» DIRECTION
Transcribe every entry word for word. Skip the pictures.
___ MATERIAL
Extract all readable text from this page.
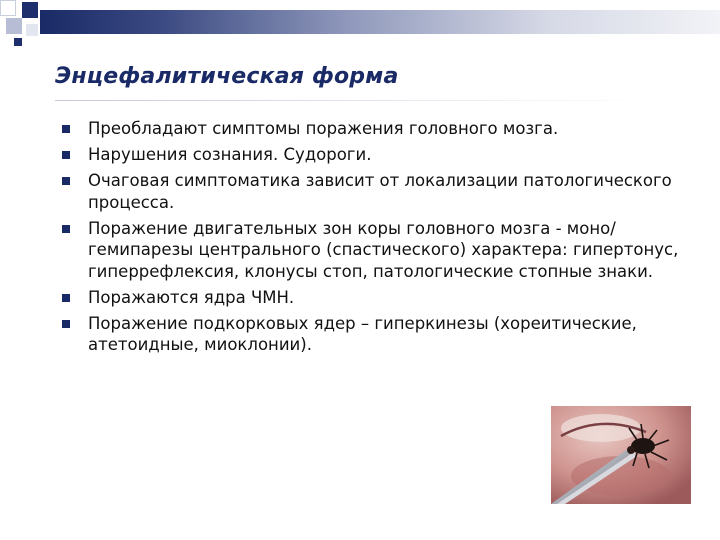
Энцефалитическая форма
Преобладают симптомы поражения головного мозга.
Нарушения сознания. Судороги.
Очаговая симптоматика зависит от локализации патологического процесса.
Поражение двигательных зон коры головного мозга - моно/гемипарезы центрального (спастического) характера: гипертонус, гиперрефлексия, клонусы стоп, патологические стопные знаки.
Поражаются ядра ЧМН.
Поражение подкорковых ядер – гиперкинезы (хореитические, атетоидные, миоклонии).
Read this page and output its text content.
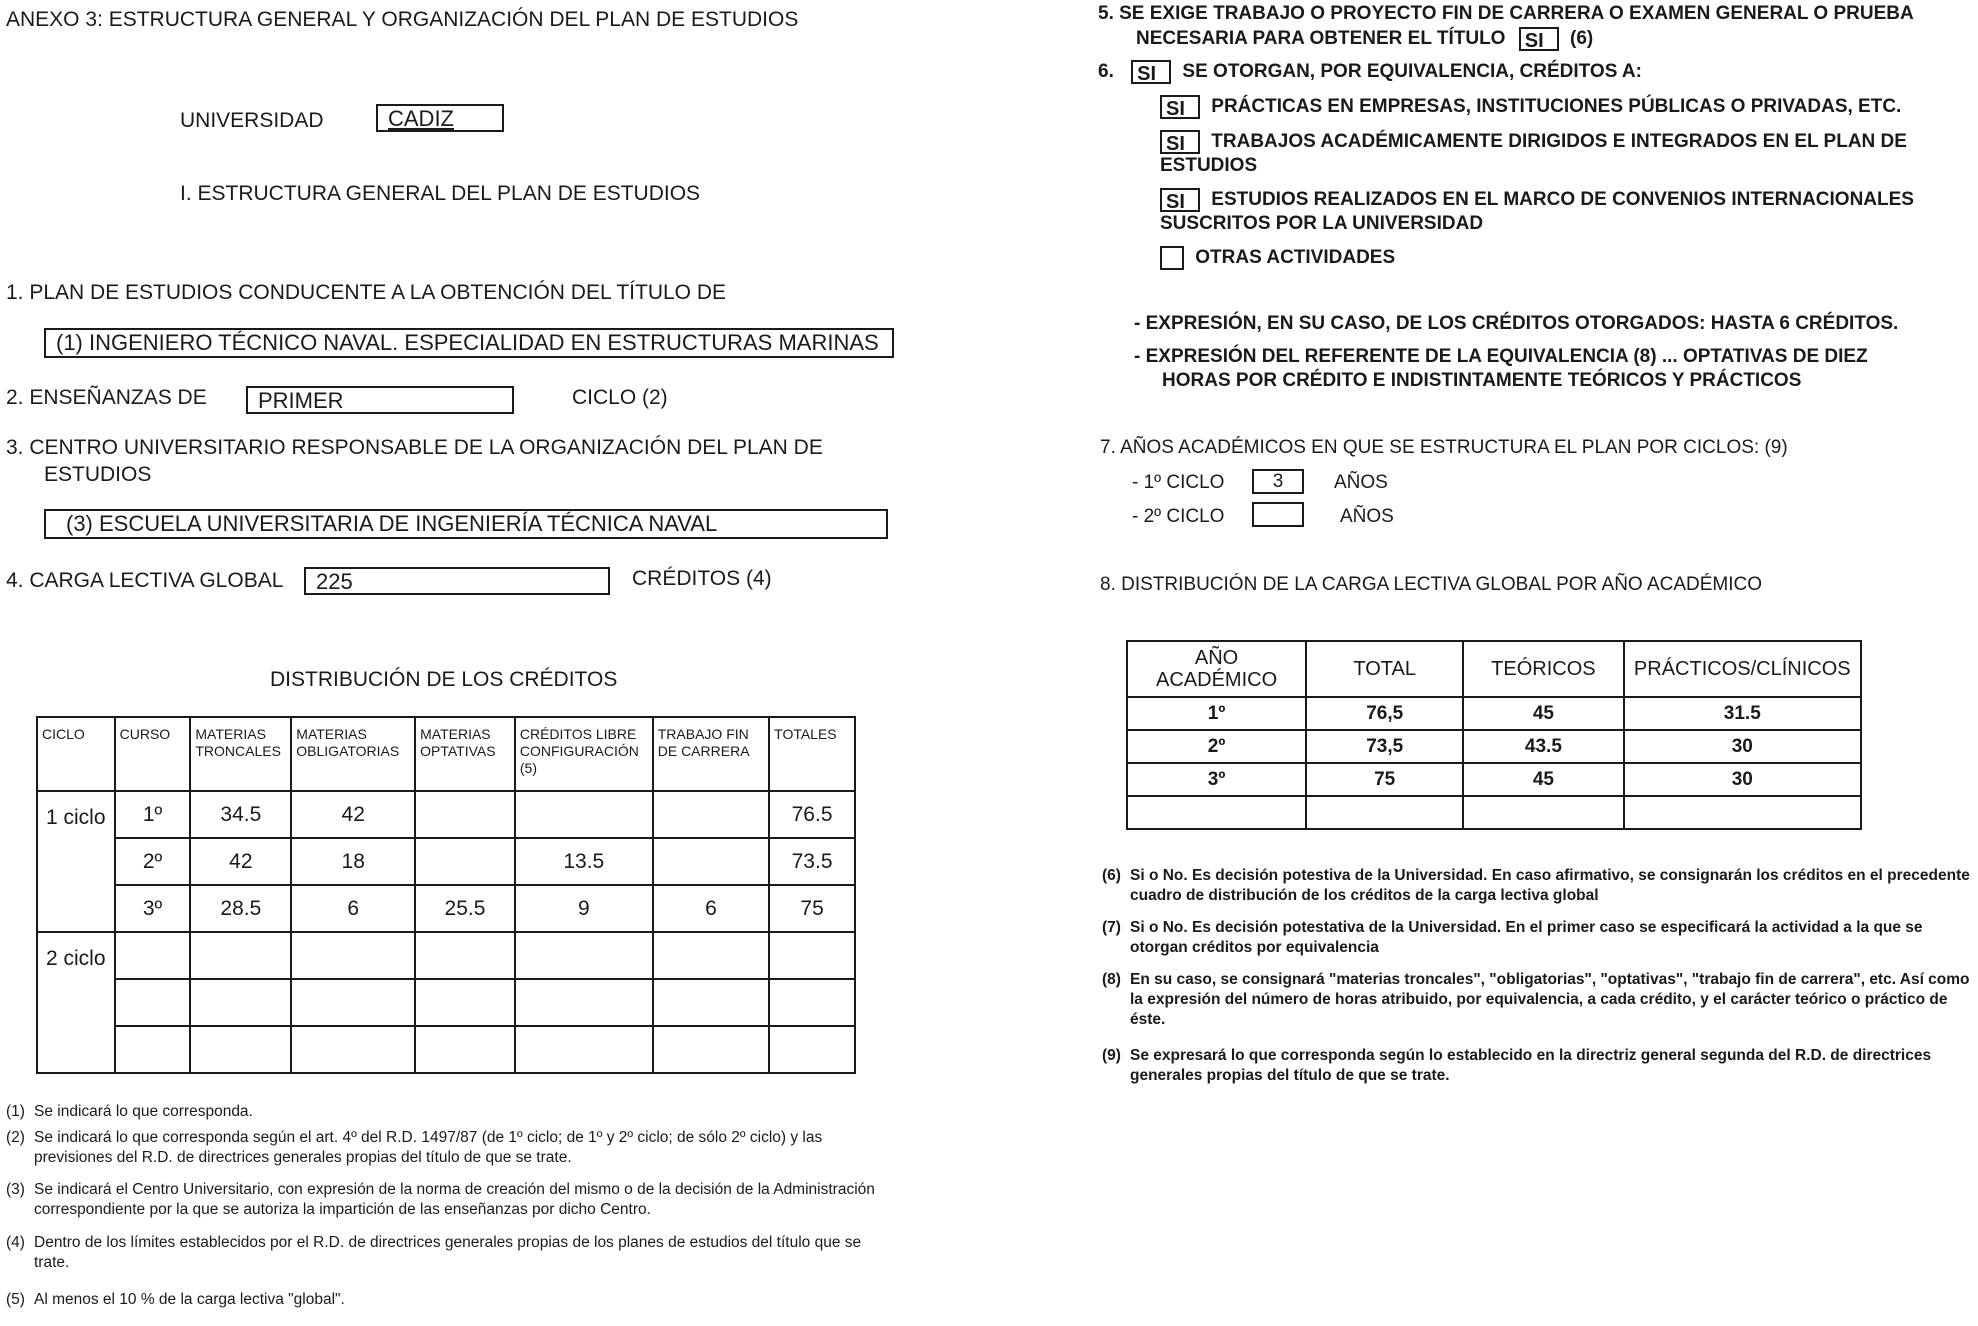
ANEXO 3: ESTRUCTURA GENERAL Y ORGANIZACIÓN DEL PLAN DE ESTUDIOS
UNIVERSIDAD	CADIZ
I. ESTRUCTURA GENERAL DEL PLAN DE ESTUDIOS
1. PLAN DE ESTUDIOS CONDUCENTE A LA OBTENCIÓN DEL TÍTULO DE
(1) INGENIERO TÉCNICO NAVAL. ESPECIALIDAD EN ESTRUCTURAS MARINAS
2. ENSEÑANZAS DE	PRIMER	CICLO (2)
3. CENTRO UNIVERSITARIO RESPONSABLE DE LA ORGANIZACIÓN DEL PLAN DE
ESTUDIOS
(3) ESCUELA UNIVERSITARIA DE INGENIERÍA TÉCNICA NAVAL
4. CARGA LECTIVA GLOBAL	225	CRÉDITOS (4)
DISTRIBUCIÓN DE LOS CRÉDITOS
CICLO	CURSO	MATERIAS TRONCALES	MATERIAS OBLIGATORIAS	MATERIAS OPTATIVAS	CRÉDITOS LIBRE CONFIGURACIÓN (5)	TRABAJO FIN DE CARRERA	TOTALES
1 ciclo	1º	34.5	42				76.5
	2º	42	18		13.5		73.5
	3º	28.5	6	25.5	9	6	75
2 ciclo							

(1) Se indicará lo que corresponda.
(2) Se indicará lo que corresponda según el art. 4º del R.D. 1497/87 (de 1º ciclo; de 1º y 2º ciclo; de sólo 2º ciclo) y las previsiones del R.D. de directrices generales propias del título de que se trate.
(3) Se indicará el Centro Universitario, con expresión de la norma de creación del mismo o de la decisión de la Administración correspondiente por la que se autoriza la impartición de las enseñanzas por dicho Centro.
(4) Dentro de los límites establecidos por el R.D. de directrices generales propias de los planes de estudios del título que se trate.
(5) Al menos el 10 % de la carga lectiva "global".
5. SE EXIGE TRABAJO O PROYECTO FIN DE CARRERA O EXAMEN GENERAL O PRUEBA
NECESARIA PARA OBTENER EL TÍTULO SI (6)
6. SI SE OTORGAN, POR EQUIVALENCIA, CRÉDITOS A:
SI PRÁCTICAS EN EMPRESAS, INSTITUCIONES PÚBLICAS O PRIVADAS, ETC.
SI TRABAJOS ACADÉMICAMENTE DIRIGIDOS E INTEGRADOS EN EL PLAN DE
ESTUDIOS
SI ESTUDIOS REALIZADOS EN EL MARCO DE CONVENIOS INTERNACIONALES
SUSCRITOS POR LA UNIVERSIDAD
OTRAS ACTIVIDADES
- EXPRESIÓN, EN SU CASO, DE LOS CRÉDITOS OTORGADOS: HASTA 6 CRÉDITOS.
- EXPRESIÓN DEL REFERENTE DE LA EQUIVALENCIA (8) ... OPTATIVAS DE DIEZ
HORAS POR CRÉDITO E INDISTINTAMENTE TEÓRICOS Y PRÁCTICOS
7. AÑOS ACADÉMICOS EN QUE SE ESTRUCTURA EL PLAN POR CICLOS: (9)
- 1º CICLO	3	AÑOS
- 2º CICLO	AÑOS
8. DISTRIBUCIÓN DE LA CARGA LECTIVA GLOBAL POR AÑO ACADÉMICO
AÑO ACADÉMICO	TOTAL	TEÓRICOS	PRÁCTICOS/CLÍNICOS
1º	76,5	45	31.5
2º	73,5	43.5	30
3º	75	45	30

(6) Si o No. Es decisión potestiva de la Universidad. En caso afirmativo, se consignarán los créditos en el precedente cuadro de distribución de los créditos de la carga lectiva global
(7) Si o No. Es decisión potestativa de la Universidad. En el primer caso se especificará la actividad a la que se otorgan créditos por equivalencia
(8) En su caso, se consignará "materias troncales", "obligatorias", "optativas", "trabajo fin de carrera", etc. Así como la expresión del número de horas atribuido, por equivalencia, a cada crédito, y el carácter teórico o práctico de éste.
(9) Se expresará lo que corresponda según lo establecido en la directriz general segunda del R.D. de directrices generales propias del título de que se trate.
______
» CORRECT RESPONSE
Extract all readable text from this page.
Энцефалитическая форма
Преобладают симптомы поражения головного мозга.
Нарушения сознания. Судороги.
Очаговая симптоматика зависит от локализации патологического процесса.
Поражение двигательных зон коры головного мозга - моно/гемипарезы центрального (спастического) характера: гипертонус, гиперрефлексия, клонусы стоп, патологические стопные знаки.
Поражаются ядра ЧМН.
Поражение подкорковых ядер – гиперкинезы (хореитические, атетоидные, миоклонии).
Read this page and output its text content.
ANEXO 3: ESTRUCTURA GENERAL Y ORGANIZACIÓN DEL PLAN DE ESTUDIOS
UNIVERSIDAD	CADIZ
I. ESTRUCTURA GENERAL DEL PLAN DE ESTUDIOS
1. PLAN DE ESTUDIOS CONDUCENTE A LA OBTENCIÓN DEL TÍTULO DE
(1) INGENIERO TÉCNICO NAVAL. ESPECIALIDAD EN ESTRUCTURAS MARINAS
2. ENSEÑANZAS DE	PRIMER	CICLO (2)
3. CENTRO UNIVERSITARIO RESPONSABLE DE LA ORGANIZACIÓN DEL PLAN DE
ESTUDIOS
(3) ESCUELA UNIVERSITARIA DE INGENIERÍA TÉCNICA NAVAL
4. CARGA LECTIVA GLOBAL	225	CRÉDITOS (4)
DISTRIBUCIÓN DE LOS CRÉDITOS
CICLO	CURSO	MATERIAS TRONCALES	MATERIAS OBLIGATORIAS	MATERIAS OPTATIVAS	CRÉDITOS LIBRE CONFIGURACIÓN (5)	TRABAJO FIN DE CARRERA	TOTALES
1 ciclo	1º	34.5	42				76.5
	2º	42	18		13.5		73.5
	3º	28.5	6	25.5	9	6	75
2 ciclo							

(1) Se indicará lo que corresponda.
(2) Se indicará lo que corresponda según el art. 4º del R.D. 1497/87 (de 1º ciclo; de 1º y 2º ciclo; de sólo 2º ciclo) y las previsiones del R.D. de directrices generales propias del título de que se trate.
(3) Se indicará el Centro Universitario, con expresión de la norma de creación del mismo o de la decisión de la Administración correspondiente por la que se autoriza la impartición de las enseñanzas por dicho Centro.
(4) Dentro de los límites establecidos por el R.D. de directrices generales propias de los planes de estudios del título que se trate.
(5) Al menos el 10 % de la carga lectiva "global".
5. SE EXIGE TRABAJO O PROYECTO FIN DE CARRERA O EXAMEN GENERAL O PRUEBA
NECESARIA PARA OBTENER EL TÍTULO SI (6)
6. SI SE OTORGAN, POR EQUIVALENCIA, CRÉDITOS A:
SI PRÁCTICAS EN EMPRESAS, INSTITUCIONES PÚBLICAS O PRIVADAS, ETC.
SI TRABAJOS ACADÉMICAMENTE DIRIGIDOS E INTEGRADOS EN EL PLAN DE
ESTUDIOS
SI ESTUDIOS REALIZADOS EN EL MARCO DE CONVENIOS INTERNACIONALES
SUSCRITOS POR LA UNIVERSIDAD
OTRAS ACTIVIDADES
- EXPRESIÓN, EN SU CASO, DE LOS CRÉDITOS OTORGADOS: HASTA 6 CRÉDITOS.
- EXPRESIÓN DEL REFERENTE DE LA EQUIVALENCIA (8) ... OPTATIVAS DE DIEZ
HORAS POR CRÉDITO E INDISTINTAMENTE TEÓRICOS Y PRÁCTICOS
7. AÑOS ACADÉMICOS EN QUE SE ESTRUCTURA EL PLAN POR CICLOS: (9)
- 1º CICLO	3	AÑOS
- 2º CICLO	AÑOS
8. DISTRIBUCIÓN DE LA CARGA LECTIVA GLOBAL POR AÑO ACADÉMICO
AÑO ACADÉMICO	TOTAL	TEÓRICOS	PRÁCTICOS/CLÍNICOS
1º	76,5	45	31.5
2º	73,5	43.5	30
3º	75	45	30

(6) Si o No. Es decisión potestiva de la Universidad. En caso afirmativo, se consignarán los créditos en el precedente cuadro de distribución de los créditos de la carga lectiva global
(7) Si o No. Es decisión potestativa de la Universidad. En el primer caso se especificará la actividad a la que se otorgan créditos por equivalencia
(8) En su caso, se consignará "materias troncales", "obligatorias", "optativas", "trabajo fin de carrera", etc. Así como la expresión del número de horas atribuido, por equivalencia, a cada crédito, y el carácter teórico o práctico de éste.
(9) Se expresará lo que corresponda según lo establecido en la directriz general segunda del R.D. de directrices generales propias del título de que se trate.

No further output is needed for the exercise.